═══ Source extract ═══

The sorting shootout: going around the comparison wall

The thesis#

std::sort is the default everyone reaches for, and it is rarely the actual winner. It's introsort under the hood, so it inherits the comparison lower bound — Ω(n log n) is a wall it can't climb. When your keys are fixed-width integers, you don't have to climb it. You go around it.

That's the whole post in one line. Radix sort is O(n · w/r) for w-bit keys at r bits per pass — not magic, just a different cost model that exploits a fact comparison sorts ignore. The interesting part is what that buys you, and where it costs you.

There's a second story riding alongside the first. Comparison sorts are sensitive to the shape of their input; radix is nearly blind to it. pdqsort detects sorted runs and few-unique-key inputs and sidesteps quicksort's worst case; std::sort is more uniform; radix doesn't care what order the data arrived in. On random input the comparison sorts cluster together. On structured input they fan out — and radix sits flat through all of it.

What the post will cover#

Three sort implementations on u32 keys, measured the same way every Crucible post measures: single isolated core, headless boot, turbo disabled, multiple outer repetitions.

1. std::sort — libstdc++ introsort. The baseline, and a perfectly good default.
2. pdqsort — pattern-defeating quicksort. The comparison sort that reads its input before it commits to a strategy.
3. Hand-rolled LSD radix — four 8-bit passes over the u32 keys. Rolled by hand so the simplifying assumptions are visible rather than buried in a library.

Two charts carry it. The first is a time-vs-N staircase across all three variants on random input, with the cache-tier band markers from the earlier demos — you can watch where the comparison sorts start paying for memory traffic and where radix's flat cost model pulls ahead. The second fixes a large N and sweeps the input distribution — random, sorted, reverse-sorted, few-unique, sawtooth — to show the comparison sorts spreading apart while radix holds a near-constant line.

What makes the post interesting#

The headline isn't "radix is faster." It loses at small N, and its advantage shrinks as key width grows (a u64 headline would be eight passes, not four). It's also the wrong tool the moment your keys aren't fixed-width integers — comparison sorts are the only general option there, which is exactly why std::sort deserves its place as the default.

The genuinely useful result is about the tail. Radix's runtime is essentially data-independent: it does the same work regardless of what the input looks like. So even where its median isn't the best, it can be the p99 win on a hot-path sort — the same median-vs-tail tension that ran through the SPSC and allocator posts, now showing up in a place most people never profile. If you sort on a latency-critical path and you've only ever looked at the average, this is the post that argues you're measuring the wrong number.

Expected to ship in June 2026.

═══ Excerpted records ═══

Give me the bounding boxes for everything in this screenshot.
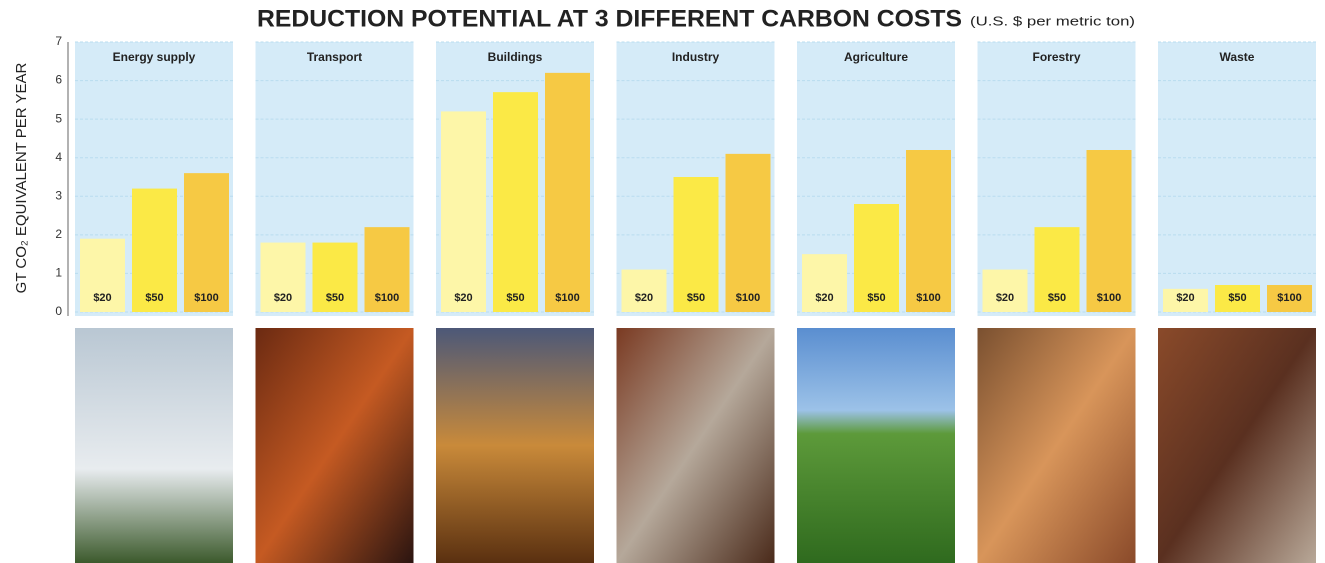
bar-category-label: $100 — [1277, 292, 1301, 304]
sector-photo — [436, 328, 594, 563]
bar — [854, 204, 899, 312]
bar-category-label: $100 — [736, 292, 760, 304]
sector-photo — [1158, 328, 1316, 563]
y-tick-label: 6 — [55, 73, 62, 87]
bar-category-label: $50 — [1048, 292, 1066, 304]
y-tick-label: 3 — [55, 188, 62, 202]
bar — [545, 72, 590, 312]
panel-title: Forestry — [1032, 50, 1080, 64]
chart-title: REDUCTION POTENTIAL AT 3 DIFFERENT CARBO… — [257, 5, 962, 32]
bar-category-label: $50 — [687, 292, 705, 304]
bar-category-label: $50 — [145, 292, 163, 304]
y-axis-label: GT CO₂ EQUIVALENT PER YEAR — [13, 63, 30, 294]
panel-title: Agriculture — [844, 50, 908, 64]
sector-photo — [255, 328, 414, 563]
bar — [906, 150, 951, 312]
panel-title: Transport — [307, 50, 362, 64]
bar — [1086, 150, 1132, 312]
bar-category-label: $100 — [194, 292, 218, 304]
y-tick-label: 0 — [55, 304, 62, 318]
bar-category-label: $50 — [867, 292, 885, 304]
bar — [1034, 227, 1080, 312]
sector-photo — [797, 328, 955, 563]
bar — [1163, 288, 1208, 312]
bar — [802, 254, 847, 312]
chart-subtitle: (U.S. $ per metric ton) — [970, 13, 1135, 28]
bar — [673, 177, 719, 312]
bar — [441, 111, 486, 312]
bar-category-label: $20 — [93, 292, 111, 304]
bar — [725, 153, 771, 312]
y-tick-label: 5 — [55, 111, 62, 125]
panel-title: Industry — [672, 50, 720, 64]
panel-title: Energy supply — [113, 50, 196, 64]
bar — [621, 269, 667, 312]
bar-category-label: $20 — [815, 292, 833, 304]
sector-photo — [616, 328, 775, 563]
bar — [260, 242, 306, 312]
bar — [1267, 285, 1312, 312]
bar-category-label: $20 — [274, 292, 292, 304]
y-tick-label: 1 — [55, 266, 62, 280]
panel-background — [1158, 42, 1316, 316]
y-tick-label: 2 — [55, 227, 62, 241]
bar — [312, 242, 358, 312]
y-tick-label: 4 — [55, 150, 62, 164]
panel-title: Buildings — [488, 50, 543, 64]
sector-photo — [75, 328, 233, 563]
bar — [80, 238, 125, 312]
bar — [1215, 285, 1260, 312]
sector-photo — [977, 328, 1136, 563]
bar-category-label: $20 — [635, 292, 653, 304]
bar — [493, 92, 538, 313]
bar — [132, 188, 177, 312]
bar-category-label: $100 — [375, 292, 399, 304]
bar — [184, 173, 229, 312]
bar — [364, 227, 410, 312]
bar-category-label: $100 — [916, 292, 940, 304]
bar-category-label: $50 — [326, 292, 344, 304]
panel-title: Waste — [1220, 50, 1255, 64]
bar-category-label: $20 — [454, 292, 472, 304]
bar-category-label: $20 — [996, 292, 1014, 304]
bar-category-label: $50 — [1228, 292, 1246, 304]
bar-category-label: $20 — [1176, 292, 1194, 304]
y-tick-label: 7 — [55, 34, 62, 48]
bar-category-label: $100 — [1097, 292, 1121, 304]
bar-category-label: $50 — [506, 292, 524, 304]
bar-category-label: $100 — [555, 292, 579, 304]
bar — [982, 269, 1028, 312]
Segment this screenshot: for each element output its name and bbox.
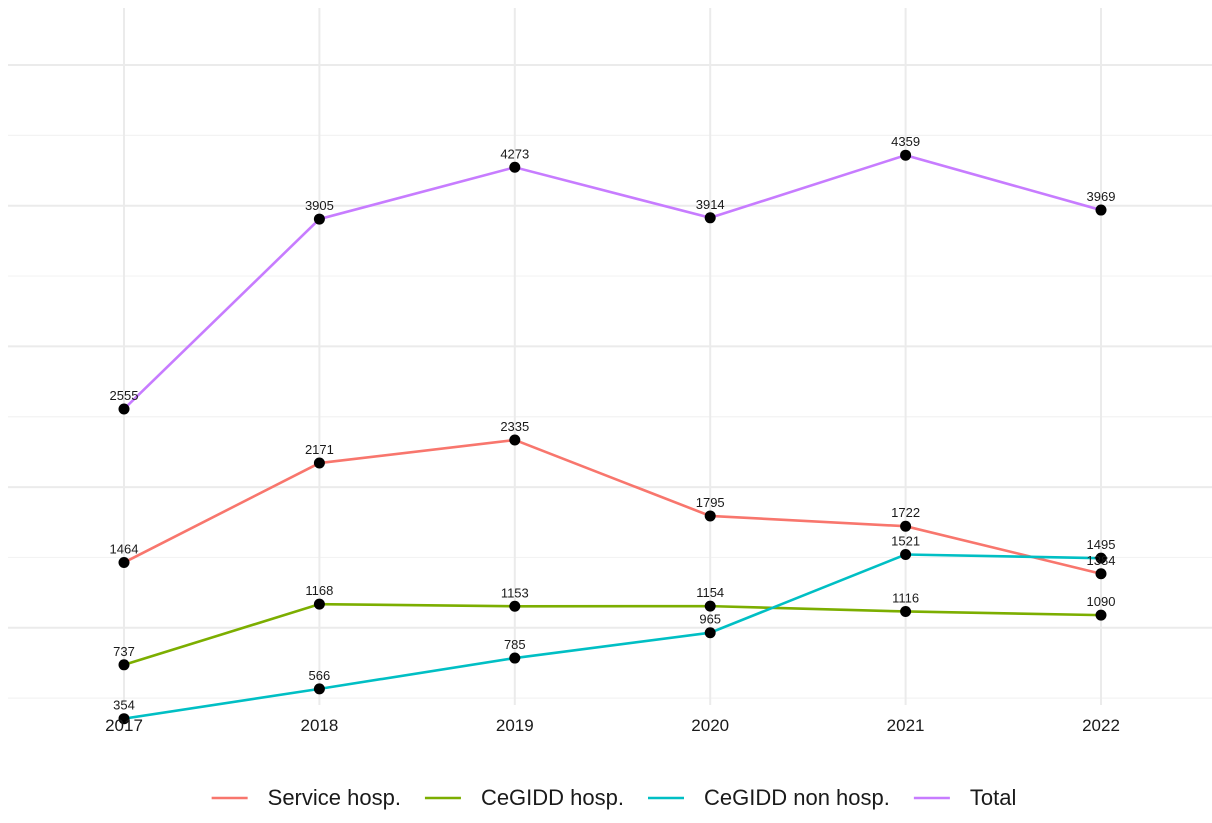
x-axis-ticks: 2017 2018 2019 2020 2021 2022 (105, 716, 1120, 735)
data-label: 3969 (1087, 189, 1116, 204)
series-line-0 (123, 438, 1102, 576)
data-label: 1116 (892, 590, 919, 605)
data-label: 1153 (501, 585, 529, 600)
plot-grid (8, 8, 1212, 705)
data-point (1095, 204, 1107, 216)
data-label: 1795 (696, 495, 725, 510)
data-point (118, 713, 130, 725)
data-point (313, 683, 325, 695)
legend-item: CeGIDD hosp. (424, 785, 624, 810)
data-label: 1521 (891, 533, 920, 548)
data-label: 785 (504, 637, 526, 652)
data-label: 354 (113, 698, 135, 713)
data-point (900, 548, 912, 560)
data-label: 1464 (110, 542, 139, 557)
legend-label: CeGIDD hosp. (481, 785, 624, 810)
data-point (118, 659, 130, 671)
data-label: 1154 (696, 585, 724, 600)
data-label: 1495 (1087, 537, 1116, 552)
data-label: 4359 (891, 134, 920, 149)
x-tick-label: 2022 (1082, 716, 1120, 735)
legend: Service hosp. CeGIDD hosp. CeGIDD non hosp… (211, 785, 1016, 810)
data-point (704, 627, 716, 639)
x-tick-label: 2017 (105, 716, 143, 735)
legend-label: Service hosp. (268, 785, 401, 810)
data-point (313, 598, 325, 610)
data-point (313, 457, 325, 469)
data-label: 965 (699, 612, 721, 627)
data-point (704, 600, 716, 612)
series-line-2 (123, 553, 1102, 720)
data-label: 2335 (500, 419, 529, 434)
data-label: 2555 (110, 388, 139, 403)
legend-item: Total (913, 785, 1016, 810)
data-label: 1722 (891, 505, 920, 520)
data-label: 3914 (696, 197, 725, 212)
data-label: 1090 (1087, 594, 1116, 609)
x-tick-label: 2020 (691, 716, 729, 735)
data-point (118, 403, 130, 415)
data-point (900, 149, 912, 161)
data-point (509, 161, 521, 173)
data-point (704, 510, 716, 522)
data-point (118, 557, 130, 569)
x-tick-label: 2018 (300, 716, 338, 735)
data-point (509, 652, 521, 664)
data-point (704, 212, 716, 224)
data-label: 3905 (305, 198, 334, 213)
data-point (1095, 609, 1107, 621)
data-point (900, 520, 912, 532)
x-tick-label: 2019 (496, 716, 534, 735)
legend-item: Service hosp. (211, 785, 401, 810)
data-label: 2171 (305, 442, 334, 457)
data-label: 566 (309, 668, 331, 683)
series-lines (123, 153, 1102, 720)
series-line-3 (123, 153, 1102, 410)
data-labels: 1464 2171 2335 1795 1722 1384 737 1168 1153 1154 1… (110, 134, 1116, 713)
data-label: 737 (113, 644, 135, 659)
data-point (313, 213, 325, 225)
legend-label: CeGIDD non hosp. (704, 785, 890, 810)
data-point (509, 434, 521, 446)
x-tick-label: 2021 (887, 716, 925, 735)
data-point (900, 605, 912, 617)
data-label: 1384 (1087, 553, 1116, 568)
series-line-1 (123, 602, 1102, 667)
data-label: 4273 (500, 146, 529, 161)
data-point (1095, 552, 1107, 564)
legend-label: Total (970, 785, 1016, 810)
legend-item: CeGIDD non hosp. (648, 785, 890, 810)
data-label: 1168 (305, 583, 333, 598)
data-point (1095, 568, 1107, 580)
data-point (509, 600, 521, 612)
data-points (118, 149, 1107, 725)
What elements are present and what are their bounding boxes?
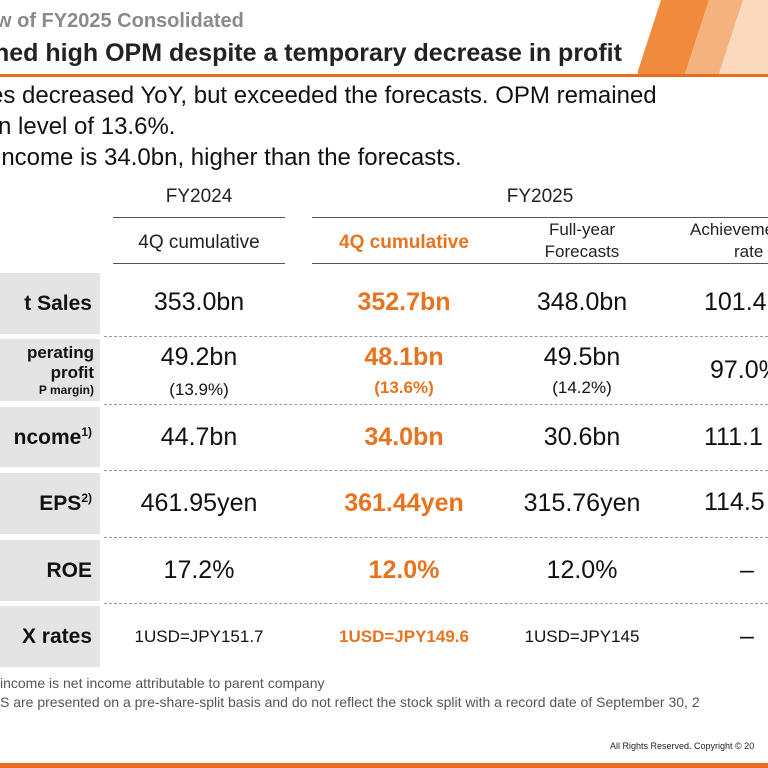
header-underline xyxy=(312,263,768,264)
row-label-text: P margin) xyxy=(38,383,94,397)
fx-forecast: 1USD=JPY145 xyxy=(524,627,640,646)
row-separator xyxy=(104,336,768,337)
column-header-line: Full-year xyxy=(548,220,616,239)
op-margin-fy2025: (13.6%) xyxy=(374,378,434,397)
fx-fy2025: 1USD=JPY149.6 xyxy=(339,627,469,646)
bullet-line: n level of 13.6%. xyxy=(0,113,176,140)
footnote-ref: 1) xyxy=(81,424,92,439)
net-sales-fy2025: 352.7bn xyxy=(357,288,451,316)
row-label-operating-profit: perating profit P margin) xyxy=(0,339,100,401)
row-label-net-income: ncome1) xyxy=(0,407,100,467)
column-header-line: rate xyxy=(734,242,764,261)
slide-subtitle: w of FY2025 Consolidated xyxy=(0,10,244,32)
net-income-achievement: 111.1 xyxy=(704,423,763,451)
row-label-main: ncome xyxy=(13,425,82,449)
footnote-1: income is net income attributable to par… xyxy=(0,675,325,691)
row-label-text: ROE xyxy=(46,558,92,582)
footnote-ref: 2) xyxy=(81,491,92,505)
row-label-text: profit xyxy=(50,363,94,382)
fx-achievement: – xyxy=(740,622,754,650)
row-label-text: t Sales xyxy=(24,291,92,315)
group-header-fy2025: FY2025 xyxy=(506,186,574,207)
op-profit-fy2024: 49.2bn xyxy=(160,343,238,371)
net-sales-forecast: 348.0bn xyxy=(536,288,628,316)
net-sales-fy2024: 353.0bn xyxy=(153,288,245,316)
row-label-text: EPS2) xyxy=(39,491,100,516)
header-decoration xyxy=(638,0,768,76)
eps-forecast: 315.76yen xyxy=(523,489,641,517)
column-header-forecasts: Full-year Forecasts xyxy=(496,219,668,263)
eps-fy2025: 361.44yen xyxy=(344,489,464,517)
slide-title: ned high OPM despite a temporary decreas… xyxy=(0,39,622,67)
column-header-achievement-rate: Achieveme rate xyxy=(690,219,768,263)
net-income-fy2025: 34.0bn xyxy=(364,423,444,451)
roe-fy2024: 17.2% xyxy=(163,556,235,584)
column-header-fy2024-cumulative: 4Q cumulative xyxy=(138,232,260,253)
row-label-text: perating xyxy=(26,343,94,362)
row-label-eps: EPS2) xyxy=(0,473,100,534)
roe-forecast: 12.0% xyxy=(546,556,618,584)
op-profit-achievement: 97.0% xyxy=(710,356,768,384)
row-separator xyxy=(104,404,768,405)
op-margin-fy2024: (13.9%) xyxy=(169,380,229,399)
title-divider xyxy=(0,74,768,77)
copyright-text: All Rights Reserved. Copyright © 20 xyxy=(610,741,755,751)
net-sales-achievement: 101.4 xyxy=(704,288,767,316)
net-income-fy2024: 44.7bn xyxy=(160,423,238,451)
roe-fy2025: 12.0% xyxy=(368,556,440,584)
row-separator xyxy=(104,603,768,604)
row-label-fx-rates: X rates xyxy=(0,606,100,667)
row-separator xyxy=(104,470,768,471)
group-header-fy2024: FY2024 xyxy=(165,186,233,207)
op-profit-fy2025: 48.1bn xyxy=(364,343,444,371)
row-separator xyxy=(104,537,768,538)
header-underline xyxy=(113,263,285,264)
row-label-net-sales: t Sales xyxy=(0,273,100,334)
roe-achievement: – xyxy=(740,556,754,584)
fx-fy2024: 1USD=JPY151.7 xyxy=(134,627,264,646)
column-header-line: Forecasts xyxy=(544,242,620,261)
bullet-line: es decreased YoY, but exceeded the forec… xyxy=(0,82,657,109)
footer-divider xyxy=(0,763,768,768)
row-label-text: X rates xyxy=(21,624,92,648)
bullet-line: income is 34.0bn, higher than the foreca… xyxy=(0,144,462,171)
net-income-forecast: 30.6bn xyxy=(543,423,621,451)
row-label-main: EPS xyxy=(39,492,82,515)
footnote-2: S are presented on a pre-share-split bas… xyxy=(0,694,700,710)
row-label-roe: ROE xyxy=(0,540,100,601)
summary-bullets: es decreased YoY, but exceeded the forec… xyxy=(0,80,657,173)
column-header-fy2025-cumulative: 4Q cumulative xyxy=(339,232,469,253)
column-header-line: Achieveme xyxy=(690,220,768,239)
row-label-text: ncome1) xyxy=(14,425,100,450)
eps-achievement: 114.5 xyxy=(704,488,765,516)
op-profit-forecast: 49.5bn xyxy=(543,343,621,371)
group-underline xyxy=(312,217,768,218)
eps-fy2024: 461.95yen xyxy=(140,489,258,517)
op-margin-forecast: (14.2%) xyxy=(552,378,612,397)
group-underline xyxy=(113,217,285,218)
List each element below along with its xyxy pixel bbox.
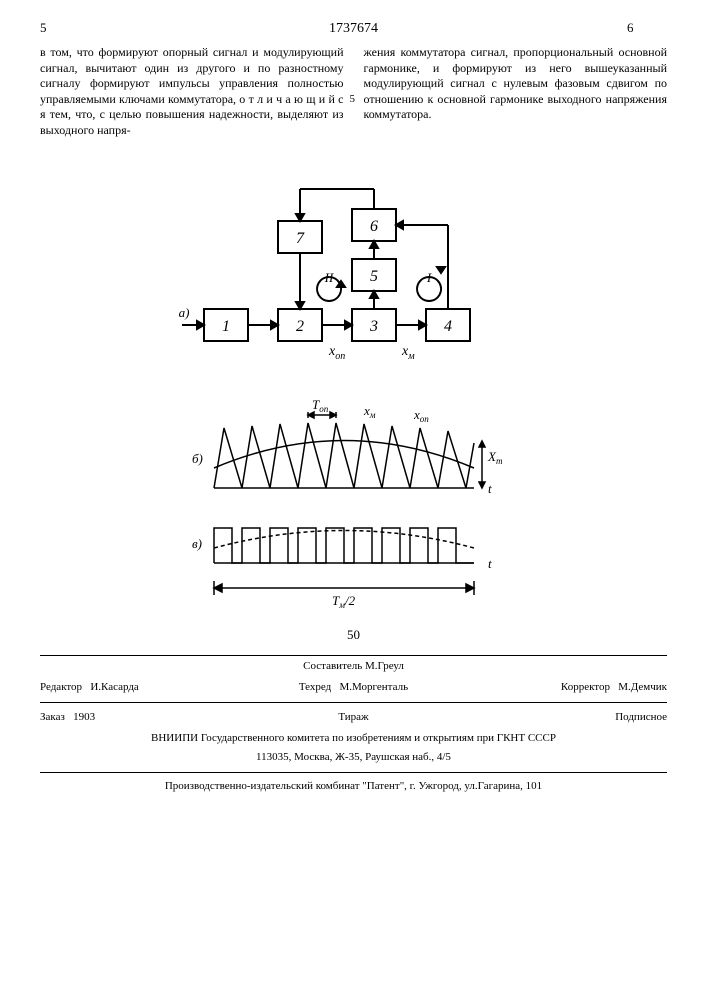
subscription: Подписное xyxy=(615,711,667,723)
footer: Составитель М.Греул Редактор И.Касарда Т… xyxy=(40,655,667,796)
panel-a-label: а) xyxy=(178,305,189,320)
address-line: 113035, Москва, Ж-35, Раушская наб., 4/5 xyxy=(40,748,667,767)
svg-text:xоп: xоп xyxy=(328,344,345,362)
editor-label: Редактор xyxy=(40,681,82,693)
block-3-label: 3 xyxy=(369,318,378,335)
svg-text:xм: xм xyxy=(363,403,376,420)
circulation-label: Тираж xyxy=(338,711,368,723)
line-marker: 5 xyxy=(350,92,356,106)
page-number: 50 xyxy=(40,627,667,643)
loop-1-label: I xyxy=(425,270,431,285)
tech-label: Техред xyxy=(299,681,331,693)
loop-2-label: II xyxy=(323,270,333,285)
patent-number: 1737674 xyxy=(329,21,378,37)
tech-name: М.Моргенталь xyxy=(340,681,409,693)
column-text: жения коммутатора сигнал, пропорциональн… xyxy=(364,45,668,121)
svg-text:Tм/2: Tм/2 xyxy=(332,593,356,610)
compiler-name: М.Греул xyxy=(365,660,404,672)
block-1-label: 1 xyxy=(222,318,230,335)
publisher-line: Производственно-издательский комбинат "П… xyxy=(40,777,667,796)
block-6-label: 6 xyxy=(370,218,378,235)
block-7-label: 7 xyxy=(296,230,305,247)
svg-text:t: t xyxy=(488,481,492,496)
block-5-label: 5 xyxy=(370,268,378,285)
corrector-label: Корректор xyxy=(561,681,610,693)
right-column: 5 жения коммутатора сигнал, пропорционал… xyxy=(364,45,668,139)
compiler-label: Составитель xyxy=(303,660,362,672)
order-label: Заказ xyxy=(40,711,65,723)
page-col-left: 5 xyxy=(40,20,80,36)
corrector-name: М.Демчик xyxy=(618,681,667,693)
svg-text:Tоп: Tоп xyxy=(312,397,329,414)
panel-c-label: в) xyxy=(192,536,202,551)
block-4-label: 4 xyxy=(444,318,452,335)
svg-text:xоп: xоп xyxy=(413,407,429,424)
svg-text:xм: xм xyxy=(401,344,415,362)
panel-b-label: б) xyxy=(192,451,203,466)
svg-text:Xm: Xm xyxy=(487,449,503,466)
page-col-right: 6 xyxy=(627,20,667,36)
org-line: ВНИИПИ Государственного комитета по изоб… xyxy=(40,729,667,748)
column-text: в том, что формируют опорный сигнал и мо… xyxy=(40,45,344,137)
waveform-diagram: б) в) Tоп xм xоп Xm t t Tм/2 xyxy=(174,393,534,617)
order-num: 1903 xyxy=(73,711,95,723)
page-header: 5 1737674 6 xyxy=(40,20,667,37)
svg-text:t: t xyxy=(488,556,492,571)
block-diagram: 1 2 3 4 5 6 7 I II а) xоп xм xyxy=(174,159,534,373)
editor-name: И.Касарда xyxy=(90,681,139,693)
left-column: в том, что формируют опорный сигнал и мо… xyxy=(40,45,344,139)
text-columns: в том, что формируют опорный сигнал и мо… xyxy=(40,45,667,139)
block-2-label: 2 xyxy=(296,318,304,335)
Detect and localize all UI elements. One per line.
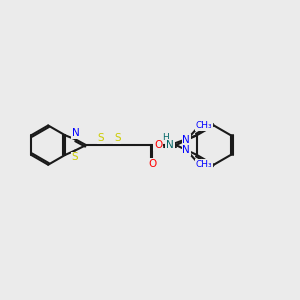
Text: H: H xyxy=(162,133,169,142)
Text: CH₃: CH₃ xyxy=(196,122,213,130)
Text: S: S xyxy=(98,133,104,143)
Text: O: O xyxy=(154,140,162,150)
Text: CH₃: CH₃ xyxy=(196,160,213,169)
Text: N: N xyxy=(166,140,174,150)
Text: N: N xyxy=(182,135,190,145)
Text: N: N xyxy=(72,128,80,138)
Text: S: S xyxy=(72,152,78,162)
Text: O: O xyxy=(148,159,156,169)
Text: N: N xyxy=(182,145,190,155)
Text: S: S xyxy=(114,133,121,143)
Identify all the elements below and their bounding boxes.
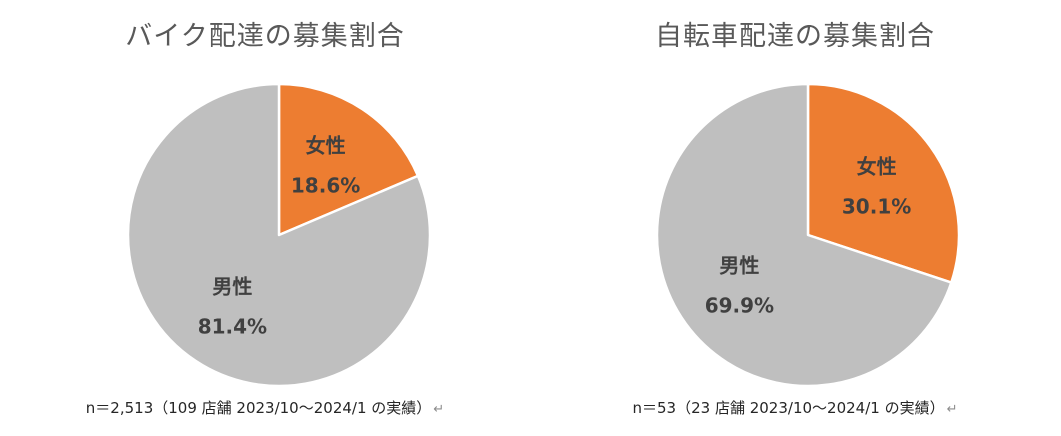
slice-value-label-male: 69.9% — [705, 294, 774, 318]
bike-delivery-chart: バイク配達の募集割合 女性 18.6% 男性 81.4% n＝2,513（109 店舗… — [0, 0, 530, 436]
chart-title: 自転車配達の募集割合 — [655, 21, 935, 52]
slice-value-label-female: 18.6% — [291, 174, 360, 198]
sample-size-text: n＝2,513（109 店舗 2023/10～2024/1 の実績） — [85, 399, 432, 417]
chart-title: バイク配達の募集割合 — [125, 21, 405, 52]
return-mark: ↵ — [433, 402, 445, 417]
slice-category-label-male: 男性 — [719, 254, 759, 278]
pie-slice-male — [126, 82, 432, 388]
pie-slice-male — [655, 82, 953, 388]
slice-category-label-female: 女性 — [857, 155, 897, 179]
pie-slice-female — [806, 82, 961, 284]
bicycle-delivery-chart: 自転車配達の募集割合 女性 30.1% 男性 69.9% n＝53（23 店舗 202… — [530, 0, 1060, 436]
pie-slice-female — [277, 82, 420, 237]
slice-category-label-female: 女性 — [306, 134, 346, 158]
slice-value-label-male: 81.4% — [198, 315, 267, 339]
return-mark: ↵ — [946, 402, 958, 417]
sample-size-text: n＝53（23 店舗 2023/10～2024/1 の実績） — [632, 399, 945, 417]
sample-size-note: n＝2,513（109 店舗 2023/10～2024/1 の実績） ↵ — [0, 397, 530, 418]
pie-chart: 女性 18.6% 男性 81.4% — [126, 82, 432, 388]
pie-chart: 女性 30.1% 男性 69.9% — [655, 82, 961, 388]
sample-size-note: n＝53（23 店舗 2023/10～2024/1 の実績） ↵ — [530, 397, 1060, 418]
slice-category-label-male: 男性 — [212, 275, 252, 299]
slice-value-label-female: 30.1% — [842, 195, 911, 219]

═══

• Work to be completed
Please summarize the sorting article in two sentences. The material is separate from the sorting article.

• Completed task
The article argues that std::sort, an introsort bound by the Ω(n log n) comparison limit, is rarely the actual winner, and that a hand-rolled LSD radix sort can go around that limit for fixed-width integer keys, measured against std::sort and pdqsort on u32 keys. Radix loses at small N and suits only fixed-width integer keys, but because its runtime is essentially data-independent it can be the p99 win on a latency-critical sort even where its median isn't the best.